PROMPT:
Restate the records that follow word for word; no pictures should appear.

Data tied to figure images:
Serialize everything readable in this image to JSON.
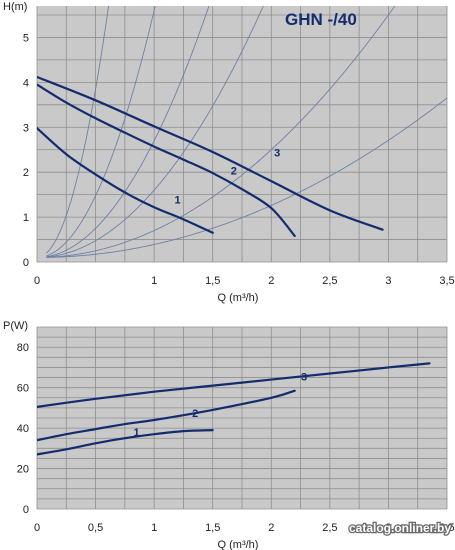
{
  "colors": {
    "plot_bg": "#c9c9c9",
    "grid": "#8f8f8f",
    "curve": "#142c6e",
    "system_curve": "#6f80a6",
    "title": "#142c6e"
  },
  "watermark": "catalog.onliner.by",
  "chart_data": [
    {
      "type": "line",
      "title": "GHN -/40",
      "xlabel": "Q (m³/h)",
      "ylabel": "H(m)",
      "xlim": [
        0,
        3.5
      ],
      "ylim": [
        0,
        5.7
      ],
      "grid": true,
      "x_ticks": [
        "0",
        "1",
        "1,5",
        "2",
        "2,5",
        "3",
        "3,5"
      ],
      "x_tick_values": [
        0,
        1,
        1.5,
        2,
        2.5,
        3,
        3.5
      ],
      "y_ticks": [
        "0",
        "1",
        "2",
        "3",
        "4",
        "5"
      ],
      "y_tick_values": [
        0,
        1,
        2,
        3,
        4,
        5
      ],
      "series": [
        {
          "name": "1",
          "x": [
            0,
            0.25,
            0.5,
            0.75,
            1.0,
            1.25,
            1.5
          ],
          "y": [
            2.98,
            2.4,
            1.95,
            1.55,
            1.22,
            0.95,
            0.65
          ]
        },
        {
          "name": "2",
          "x": [
            0,
            0.25,
            0.5,
            0.75,
            1.0,
            1.25,
            1.5,
            1.75,
            2.0,
            2.2
          ],
          "y": [
            3.95,
            3.55,
            3.2,
            2.88,
            2.57,
            2.28,
            1.98,
            1.62,
            1.2,
            0.58
          ]
        },
        {
          "name": "3",
          "x": [
            0,
            0.5,
            1.0,
            1.5,
            2.0,
            2.5,
            2.95
          ],
          "y": [
            4.12,
            3.6,
            3.02,
            2.45,
            1.8,
            1.15,
            0.72
          ]
        }
      ],
      "series_labels": [
        {
          "name": "1",
          "x": 1.2,
          "y": 1.3
        },
        {
          "name": "2",
          "x": 1.68,
          "y": 1.95
        },
        {
          "name": "3",
          "x": 2.05,
          "y": 2.35
        }
      ],
      "system_curves": [
        {
          "k": 15.0
        },
        {
          "k": 5.5
        },
        {
          "k": 2.6
        },
        {
          "k": 1.5
        },
        {
          "k": 0.6
        },
        {
          "k": 0.29
        }
      ]
    },
    {
      "type": "line",
      "title": "",
      "xlabel": "Q (m³/h)",
      "ylabel": "P(W)",
      "xlim": [
        0,
        3.5
      ],
      "ylim": [
        0,
        90
      ],
      "grid": true,
      "x_ticks": [
        "0",
        "0,5",
        "1",
        "1,5",
        "2",
        "2,5",
        "3",
        "3,5"
      ],
      "x_tick_values": [
        0,
        0.5,
        1,
        1.5,
        2,
        2.5,
        3,
        3.5
      ],
      "y_ticks": [
        "0",
        "20",
        "40",
        "60",
        "80"
      ],
      "y_tick_values": [
        0,
        20,
        40,
        60,
        80
      ],
      "series": [
        {
          "name": "1",
          "x": [
            0,
            0.25,
            0.5,
            0.75,
            1.0,
            1.25,
            1.5
          ],
          "y": [
            27,
            29.5,
            32.5,
            35,
            37,
            38.5,
            39
          ]
        },
        {
          "name": "2",
          "x": [
            0,
            0.25,
            0.5,
            0.75,
            1.0,
            1.5,
            2.0,
            2.2
          ],
          "y": [
            34,
            37,
            39.5,
            42,
            44,
            49,
            55,
            58.5
          ]
        },
        {
          "name": "3",
          "x": [
            0,
            0.5,
            1.0,
            1.5,
            2.0,
            2.5,
            3.0,
            3.35
          ],
          "y": [
            50.5,
            54.5,
            58,
            61,
            64,
            67,
            70,
            72
          ]
        }
      ],
      "series_labels": [
        {
          "name": "1",
          "x": 0.85,
          "y": 36
        },
        {
          "name": "2",
          "x": 1.35,
          "y": 45.5
        },
        {
          "name": "3",
          "x": 2.28,
          "y": 63.5
        }
      ]
    }
  ]
}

COMPLETED EXERCISE:
Serialize everything readable in this image to JSON.
{
  "colors": {
    "plot_bg": "#c9c9c9",
    "grid": "#8f8f8f",
    "curve": "#142c6e",
    "system_curve": "#6f80a6",
    "title": "#142c6e"
  },
  "watermark": "catalog.onliner.by",
  "chart_data": [
    {
      "type": "line",
      "title": "GHN -/40",
      "xlabel": "Q (m³/h)",
      "ylabel": "H(m)",
      "xlim": [
        0,
        3.5
      ],
      "ylim": [
        0,
        5.7
      ],
      "grid": true,
      "x_ticks": [
        "0",
        "1",
        "1,5",
        "2",
        "2,5",
        "3",
        "3,5"
      ],
      "x_tick_values": [
        0,
        1,
        1.5,
        2,
        2.5,
        3,
        3.5
      ],
      "y_ticks": [
        "0",
        "1",
        "2",
        "3",
        "4",
        "5"
      ],
      "y_tick_values": [
        0,
        1,
        2,
        3,
        4,
        5
      ],
      "series": [
        {
          "name": "1",
          "x": [
            0,
            0.25,
            0.5,
            0.75,
            1.0,
            1.25,
            1.5
          ],
          "y": [
            2.98,
            2.4,
            1.95,
            1.55,
            1.22,
            0.95,
            0.65
          ]
        },
        {
          "name": "2",
          "x": [
            0,
            0.25,
            0.5,
            0.75,
            1.0,
            1.25,
            1.5,
            1.75,
            2.0,
            2.2
          ],
          "y": [
            3.95,
            3.55,
            3.2,
            2.88,
            2.57,
            2.28,
            1.98,
            1.62,
            1.2,
            0.58
          ]
        },
        {
          "name": "3",
          "x": [
            0,
            0.5,
            1.0,
            1.5,
            2.0,
            2.5,
            2.95
          ],
          "y": [
            4.12,
            3.6,
            3.02,
            2.45,
            1.8,
            1.15,
            0.72
          ]
        }
      ],
      "series_labels": [
        {
          "name": "1",
          "x": 1.2,
          "y": 1.3
        },
        {
          "name": "2",
          "x": 1.68,
          "y": 1.95
        },
        {
          "name": "3",
          "x": 2.05,
          "y": 2.35
        }
      ],
      "system_curves": [
        {
          "k": 15.0
        },
        {
          "k": 5.5
        },
        {
          "k": 2.6
        },
        {
          "k": 1.5
        },
        {
          "k": 0.6
        },
        {
          "k": 0.29
        }
      ]
    },
    {
      "type": "line",
      "title": "",
      "xlabel": "Q (m³/h)",
      "ylabel": "P(W)",
      "xlim": [
        0,
        3.5
      ],
      "ylim": [
        0,
        90
      ],
      "grid": true,
      "x_ticks": [
        "0",
        "0,5",
        "1",
        "1,5",
        "2",
        "2,5",
        "3",
        "3,5"
      ],
      "x_tick_values": [
        0,
        0.5,
        1,
        1.5,
        2,
        2.5,
        3,
        3.5
      ],
      "y_ticks": [
        "0",
        "20",
        "40",
        "60",
        "80"
      ],
      "y_tick_values": [
        0,
        20,
        40,
        60,
        80
      ],
      "series": [
        {
          "name": "1",
          "x": [
            0,
            0.25,
            0.5,
            0.75,
            1.0,
            1.25,
            1.5
          ],
          "y": [
            27,
            29.5,
            32.5,
            35,
            37,
            38.5,
            39
          ]
        },
        {
          "name": "2",
          "x": [
            0,
            0.25,
            0.5,
            0.75,
            1.0,
            1.5,
            2.0,
            2.2
          ],
          "y": [
            34,
            37,
            39.5,
            42,
            44,
            49,
            55,
            58.5
          ]
        },
        {
          "name": "3",
          "x": [
            0,
            0.5,
            1.0,
            1.5,
            2.0,
            2.5,
            3.0,
            3.35
          ],
          "y": [
            50.5,
            54.5,
            58,
            61,
            64,
            67,
            70,
            72
          ]
        }
      ],
      "series_labels": [
        {
          "name": "1",
          "x": 0.85,
          "y": 36
        },
        {
          "name": "2",
          "x": 1.35,
          "y": 45.5
        },
        {
          "name": "3",
          "x": 2.28,
          "y": 63.5
        }
      ]
    }
  ]
}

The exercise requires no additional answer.